• _DIRECTIVE_
Write the next part of the passage below on a unified notation for Fisher information and information quantities, starting right after its last sentence.

======== SELECTED PASSAGE

A Unified Notation for Fisher Information and Information Quantities

Our paper presents a unified notation for information quantities, loss gradients, and Hessians, which directly connects Fisher information to information quantities and allows for expressive symbolic manipulation.

Probabilistic Model. We use a Bayesian perspective for this exposition. What makes it Bayesian is that we also use a distribution for the parameters \(\W\). Concretely, we assume the following: \[\pof{\y, \w \mid \x, \w} = \pof{\y \mid \x, \w} \, \pof{\y \mid \x}.\] Finally, to make a prediction, we marginalize over the parameters (Bayesian model average): \[\pof{\y \mid \x} = \E{\pof{\w}}{\pof{\y \mid \x, \w}}.\]

Notation for Information Quantities. A central quantity in information-theory is the information content: \(-\log p\) of the probability p of an event: \[\xICof{p} := -\log p.\] We commonly use this information content as minimization objective in deep learning (as negative log likelihood or via the cross-entropy).

The entropy is just the expectation over the information content: \[\Hof{X} = \E{\pof{x}}{\Hof{x}} = \E{\pof{x}}{\xICof{\pof{x}}} = \E{\pof{x}}{-\log \pof{x}},\] where we use the following convention (introduced in “A Practical & Unified Notation for Information-Theoretic Quantities in ML” (Kirsch et al, 2021)): when we have an expression with (upper-case) random variables and (lower-case) observations, we take an expectation over all the random variables conditional on all the given observations. For example, the joint entropy \(\Hof{X, y \given Z}\) is: \[\Hof{X, y \given Z}= \E{\pof{x,z \given y}}{\Hof{x,y \given z}}.\]

Notation for Loss Gradients and Hessians. We also define the first-order (gradient) and second-order derivatives (Hessian) of \(H\) for a given observation as follows: \[\begin{aligned} \HofJacobian{x} &:= -\nabla_\w \log \pof{x}, \\ \HofHessian{x} &:= -\nabla_\w^2 \log \pof{x}. \end{aligned}\] We use the same convention as above for random variables by taking the expectation. For example: \[\HofHessian{\Y \given \x, \w} = \E{\pof{\y \given \x, \w}}{\HofHessian{\y \given \x, \w}}.\]

If we fix a \(\wstar\), then we have:

Observed Information and Fisher Information. The observed information of \(\y \given \x\) at \(\wstar\) is the Hessian: \[\HofHessian{\y \given \x, \wstar},\] and the Fisher information is the expectation over \(\y \given \x, \wstar\) of the observed information: \[\HofHessian{\Y \given \x, \wstar} = \E{\pof{\y \given \x, \wstar}}{\HofHessian{\y \given \x, \wstar}}.\]

Note: the observed information is sometimes defined with opposite sign in prior literature, but our definition here makes the connection between the two clearer: Fisher information is just observed information without knowledge of the label \(\y\).

Generally, we can take the properties and rules of the entropy and use the linearity of differentation to transfer them to the Fisher information and observed information. Thus, both Fisher information and observed information as additive. For example: \[\begin{aligned} &\Hof{\wstar \given \y, \x} = \Hof{\y \given \x, \wstar} + \Hof{w} - \Hof{\y \given \x}\\ \implies &\HofHessian{\wstar \given \y, \x} = \HofHessian{\y \given \x, \wstar} + \HofHessian{w} - \HofHessian{\y \given \x} \\ \iff &\HofHessian{\wstar \given \y, \x} = \HofHessian{\y \given \x, \wstar} + \HofHessian{w}, \end{aligned}\] where we can drop \(\HofHessian{\y \given \x}\) because it does not depend on \(\w\) and the Hessian (and Jacobian) are both zero. This shows that the Fisher information and observed information only depend on the likelihood and prior.

================
======== EXTRACTED MATERIAL

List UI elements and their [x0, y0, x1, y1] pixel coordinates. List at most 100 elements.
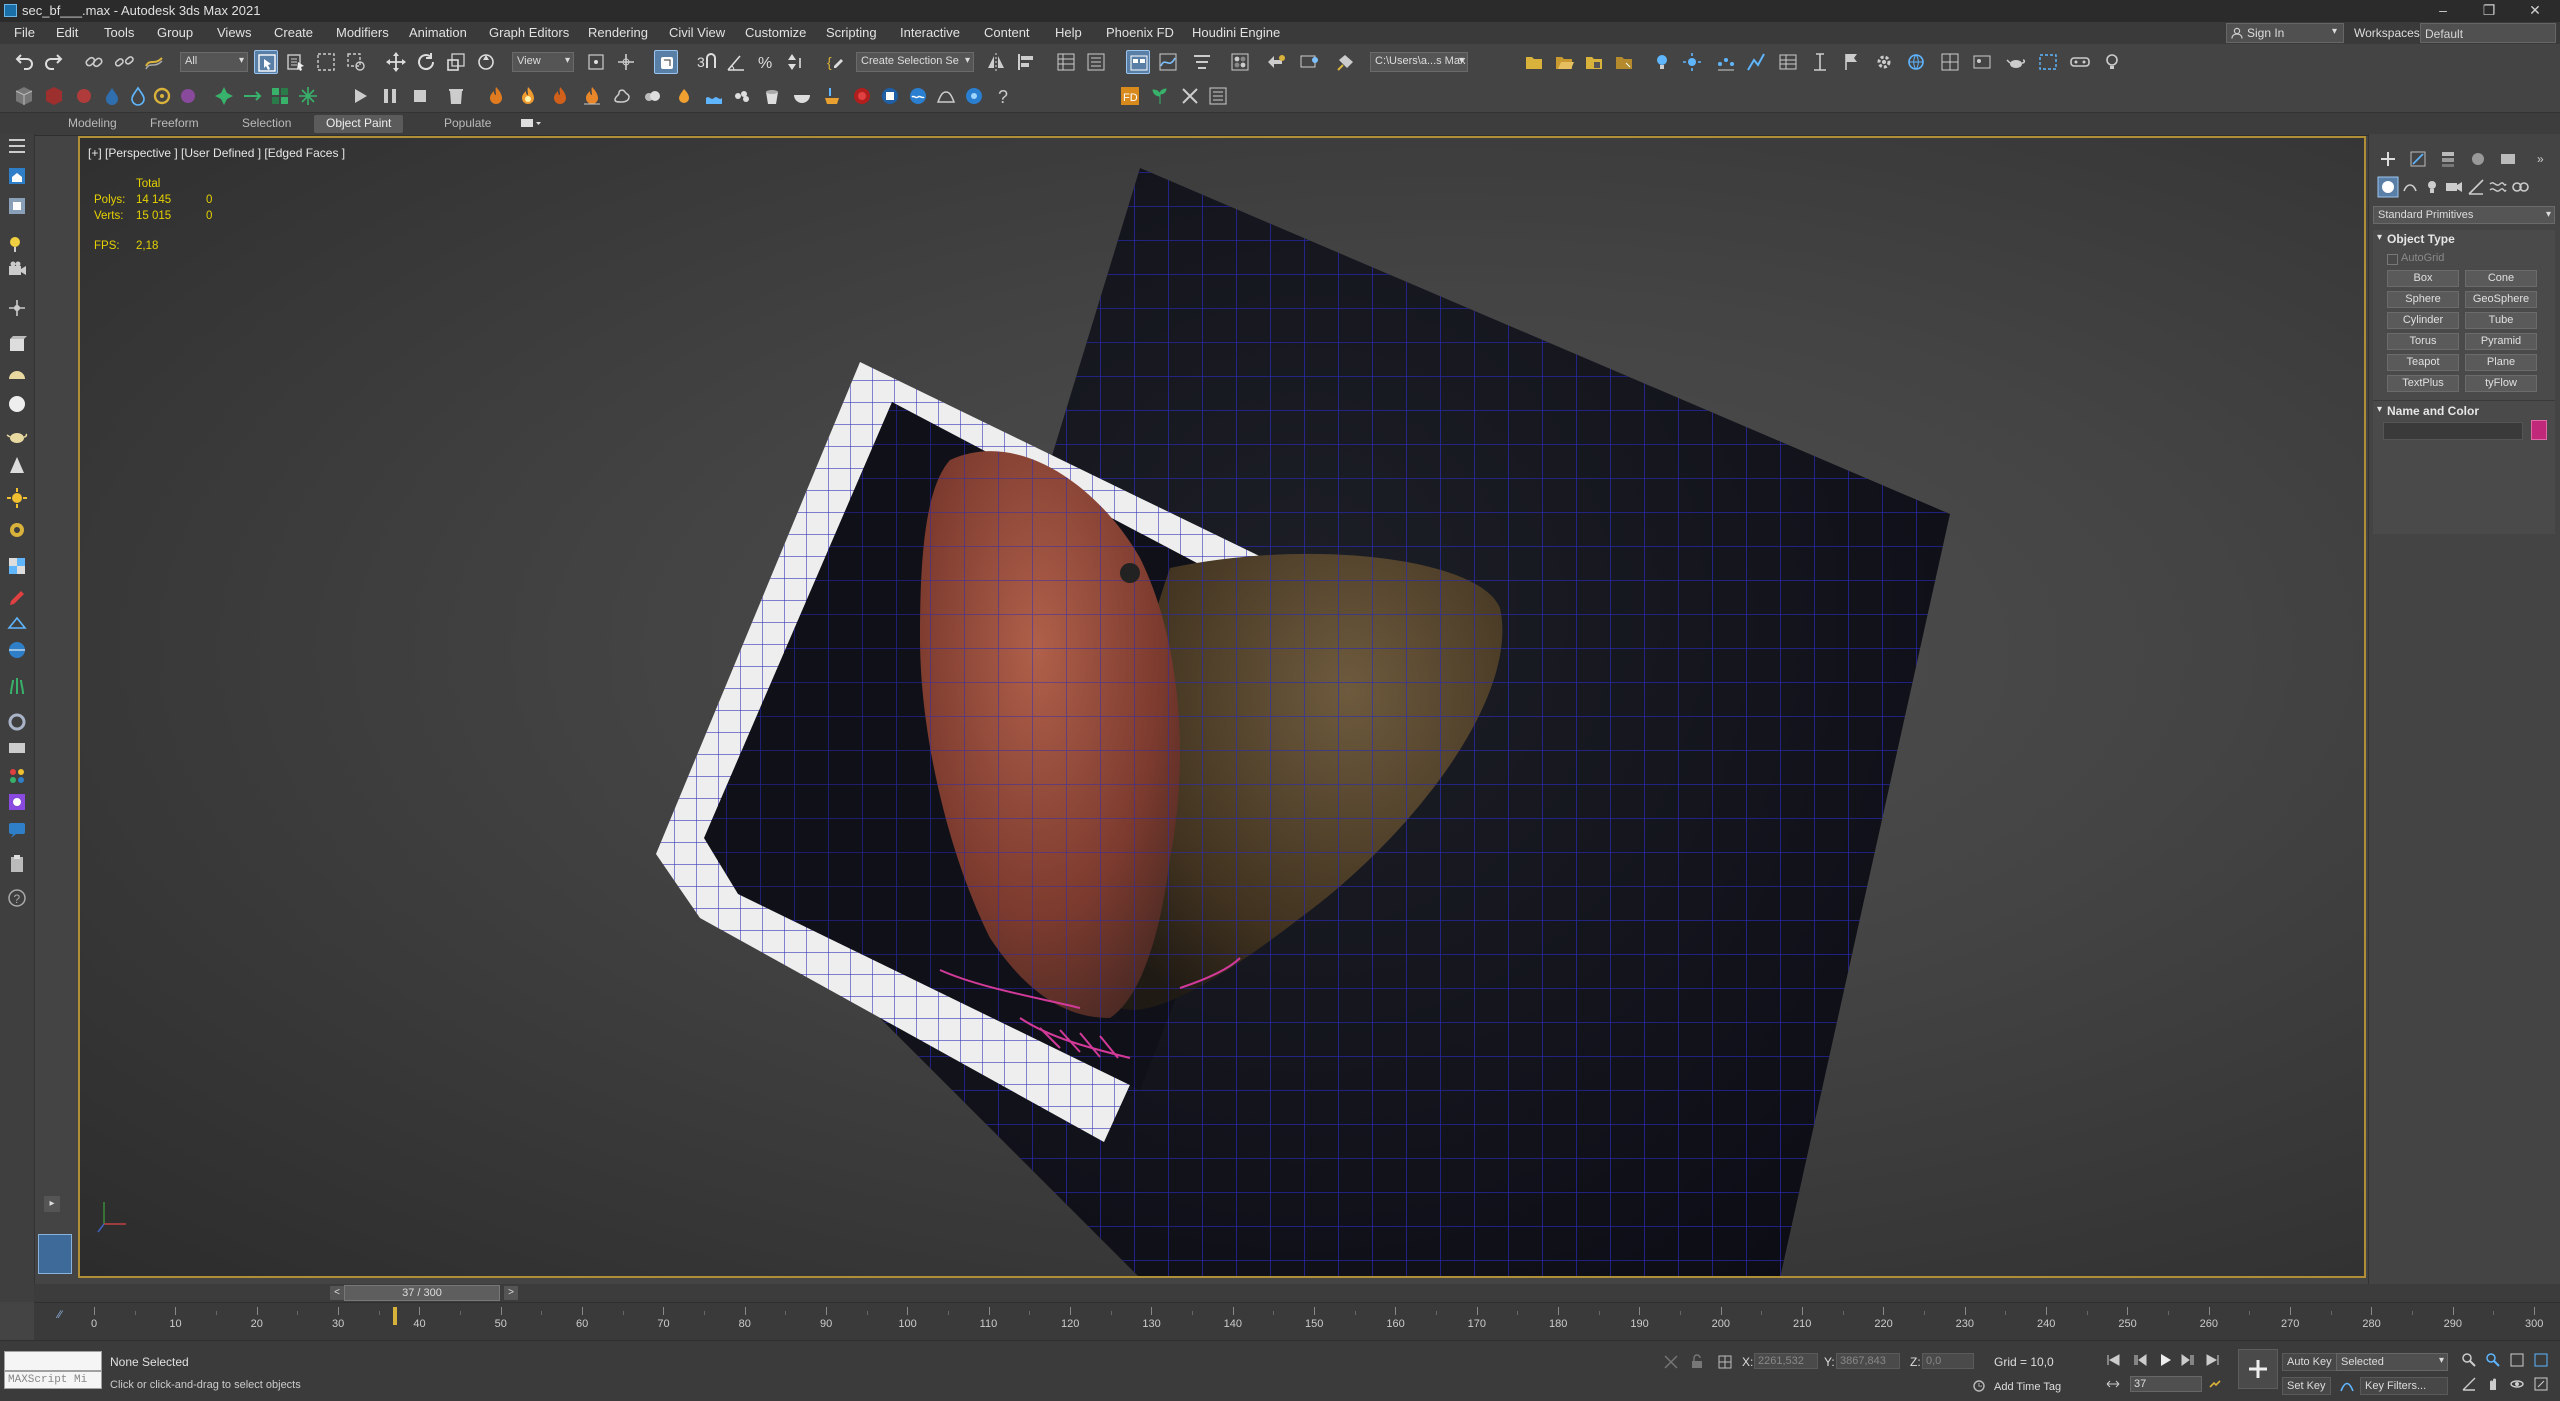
rotate-icon[interactable]: [414, 50, 438, 74]
maxscript-listener-output[interactable]: [4, 1351, 102, 1371]
camera-icon[interactable]: [5, 258, 29, 282]
menu-civil-view[interactable]: Civil View: [669, 25, 725, 40]
cylinder-button[interactable]: Cylinder: [2387, 312, 2459, 329]
checker-material-icon[interactable]: [5, 554, 29, 578]
box-red-icon[interactable]: [42, 84, 66, 108]
material-editor-icon[interactable]: [1228, 50, 1252, 74]
light-bulb-icon[interactable]: [1650, 50, 1674, 74]
flag-icon[interactable]: [1840, 50, 1864, 74]
x-coordinate-field[interactable]: 2261,532: [1754, 1353, 1818, 1369]
particle-flow-icon[interactable]: [1714, 50, 1738, 74]
layer-explorer-icon[interactable]: [1084, 50, 1108, 74]
maximize-viewport-icon[interactable]: [2532, 1375, 2550, 1393]
edit-named-selection-icon[interactable]: {: [824, 50, 848, 74]
torus-button[interactable]: Torus: [2387, 333, 2459, 350]
menu-create[interactable]: Create: [274, 25, 313, 40]
menu-help[interactable]: Help: [1055, 25, 1082, 40]
scene-explorer-tab-icon[interactable]: [5, 134, 29, 158]
tyflow-green-icon[interactable]: [212, 84, 236, 108]
foam-icon[interactable]: [730, 84, 754, 108]
chart-icon[interactable]: [1744, 50, 1768, 74]
zoom-extents-icon[interactable]: [2508, 1351, 2526, 1369]
fire-sim-icon[interactable]: [548, 84, 572, 108]
mesh-tools-icon[interactable]: [5, 612, 29, 636]
set-keys-button[interactable]: [2238, 1349, 2278, 1389]
time-slider-thumb[interactable]: 37 / 300: [344, 1285, 500, 1301]
chat-icon[interactable]: [5, 818, 29, 842]
tyflow-icon[interactable]: [5, 790, 29, 814]
tab-selection[interactable]: Selection: [230, 115, 303, 133]
geometry-category-icon[interactable]: [2377, 176, 2399, 198]
project-path-dropdown[interactable]: C:\Users\a...s Max 2021: [1370, 52, 1468, 72]
rectangle-shape-icon[interactable]: [5, 736, 29, 760]
perspective-viewport[interactable]: [+] [Perspective ] [User Defined ] [Edge…: [78, 136, 2366, 1278]
lights-category-icon[interactable]: [2421, 176, 2443, 198]
object-name-field[interactable]: [2383, 422, 2523, 440]
menu-interactive[interactable]: Interactive: [900, 25, 960, 40]
schematic-view-icon[interactable]: [1190, 50, 1214, 74]
teapot-primitive-icon[interactable]: [5, 424, 29, 448]
named-selection-dropdown[interactable]: Create Selection Se: [856, 52, 974, 72]
hierarchy-icon[interactable]: [5, 194, 29, 218]
tyflow-button[interactable]: tyFlow: [2465, 375, 2537, 392]
tab-freeform[interactable]: Freeform: [138, 115, 211, 133]
pyramid-button[interactable]: Pyramid: [2465, 333, 2537, 350]
reference-coordinate-dropdown[interactable]: View: [512, 52, 574, 72]
y-coordinate-field[interactable]: 3867,843: [1836, 1353, 1900, 1369]
fire-source-icon[interactable]: [484, 84, 508, 108]
menu-tools[interactable]: Tools: [104, 25, 134, 40]
play-icon[interactable]: [348, 84, 372, 108]
zoom-icon[interactable]: [2460, 1351, 2478, 1369]
create-tab-icon[interactable]: [2377, 148, 2399, 170]
cube-icon[interactable]: [12, 84, 36, 108]
shapes-category-icon[interactable]: [2399, 176, 2421, 198]
grass-icon[interactable]: [5, 674, 29, 698]
brush-icon[interactable]: [5, 586, 29, 610]
torus-primitive-icon[interactable]: [5, 518, 29, 542]
orbit-icon[interactable]: [2508, 1375, 2526, 1393]
record-red-icon[interactable]: [850, 84, 874, 108]
bind-space-warp-icon[interactable]: [142, 50, 166, 74]
textplus-button[interactable]: TextPlus: [2387, 375, 2459, 392]
gear-icon[interactable]: [1872, 50, 1896, 74]
drop-blue-icon[interactable]: [100, 84, 124, 108]
systems-category-icon[interactable]: [2509, 176, 2531, 198]
go-to-end-icon[interactable]: [2204, 1351, 2222, 1369]
cloud-sim-icon[interactable]: [640, 84, 664, 108]
menu-phoenix-fd[interactable]: Phoenix FD: [1106, 25, 1174, 40]
current-frame-marker[interactable]: [392, 1307, 397, 1325]
smoke-sim-icon[interactable]: [610, 84, 634, 108]
sun-icon[interactable]: [1680, 50, 1704, 74]
previous-frame-button[interactable]: <: [330, 1286, 344, 1300]
workspace-select[interactable]: Default: [2420, 23, 2556, 43]
z-coordinate-field[interactable]: 0,0: [1922, 1353, 1974, 1369]
link-icon[interactable]: [82, 50, 106, 74]
arrows-green-icon[interactable]: [240, 84, 264, 108]
tab-modeling[interactable]: Modeling: [56, 115, 129, 133]
viewport-layout-toggle-icon[interactable]: ▸: [44, 1196, 60, 1212]
modify-tab-icon[interactable]: [2407, 148, 2429, 170]
splash-icon[interactable]: [934, 84, 958, 108]
mesher-icon[interactable]: [962, 84, 986, 108]
teapot-render-icon[interactable]: [2004, 50, 2028, 74]
vr-headset-icon[interactable]: [2068, 50, 2092, 74]
render-setup-icon[interactable]: [1264, 50, 1288, 74]
menu-animation[interactable]: Animation: [409, 25, 467, 40]
motion-tab-icon[interactable]: [2467, 148, 2489, 170]
help-circle-icon[interactable]: ?: [5, 886, 29, 910]
snaps-toggle-icon[interactable]: 3: [694, 50, 718, 74]
help-icon[interactable]: ?: [992, 84, 1016, 108]
sign-in-button[interactable]: Sign In ▾: [2226, 23, 2344, 43]
flame-small-icon[interactable]: [672, 84, 696, 108]
selection-filter-dropdown[interactable]: All: [180, 52, 248, 72]
particle-red-icon[interactable]: [72, 84, 96, 108]
key-mode-dropdown[interactable]: Selected: [2336, 1353, 2448, 1371]
ocean-icon[interactable]: [878, 84, 902, 108]
menu-rendering[interactable]: Rendering: [588, 25, 648, 40]
sun-light-icon[interactable]: [5, 486, 29, 510]
minimize-button[interactable]: –: [2420, 0, 2466, 22]
render-production-icon[interactable]: [1334, 50, 1358, 74]
helpers-category-icon[interactable]: [2465, 176, 2487, 198]
box-primitive-icon[interactable]: [5, 332, 29, 356]
pouring-icon[interactable]: [820, 84, 844, 108]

================

• _ANSWER FOR THE TASK_
The benefit of this notation is that we can use intuitions for information theory to operate on the Fisher information and observed information, while it also makes clear how these quantities are connected to the entropy (as second-order derivatives).

We can use the Fisher information to approximate the entropy:

When we use a Gaussian approximation for the posterior distribution \(\pof{\w \given \y, \x}\) around a fixed \(w^*\), we have the following relationship between entropy and Hessian: \[\Hof{\W} \approx -\frac{1}{2} \log \det \HofHessian{\wstar} + C_k,\] where \(C_k\) is a constant which depends only on the dimensionality \(k\) of \(\W\) (\(\frac{k}{2} \log 2 \, \pi , e\)).

Note: when \(w^*\) is a (global) optima, this is also known as the Laplace approximation.

Generalized Gauss-Newton Approximation & Last-Layer Approximations

Computing second-order derivatives of neural networks is usually not feasible because of the memory and computational requirements. Instead, approximations are used.

We will use our notation to explain and introduce the generalized Gauss-Newton approximation and discuss last-layer approximations.

Note that to compute the Fisher information, we need to take an expectation. This can be expensive — and particularly when considering the batch acquisition case where we might need to iterate over many \(\y\)s. For some models, however, we can find simple solutions for the Fisher information (and the observed information).

However, there are models for which the Fisher information and observed information is independent of the specific \(\y\):

Generalized Linear Model. A generalized linear model (GLM) is a model \(\pof{y \given \logits=\encoder{x ; \w}}\) such that \(\log \pof{y \given \logits} = \logits^T T(y) - A(\logits) + \log h(y)\) is a distribution of the exponential family, independent of \(\w\), and \(\encoder{x ; \w} = \w^T \, x\) is linear in the parameters \(\w\).

For such a GLM, we have: \[\HofHessian{\Y \given \x, \wstar} = \HofHessian{\y \given \x, \wstar},\] where \(\y\) can be any target.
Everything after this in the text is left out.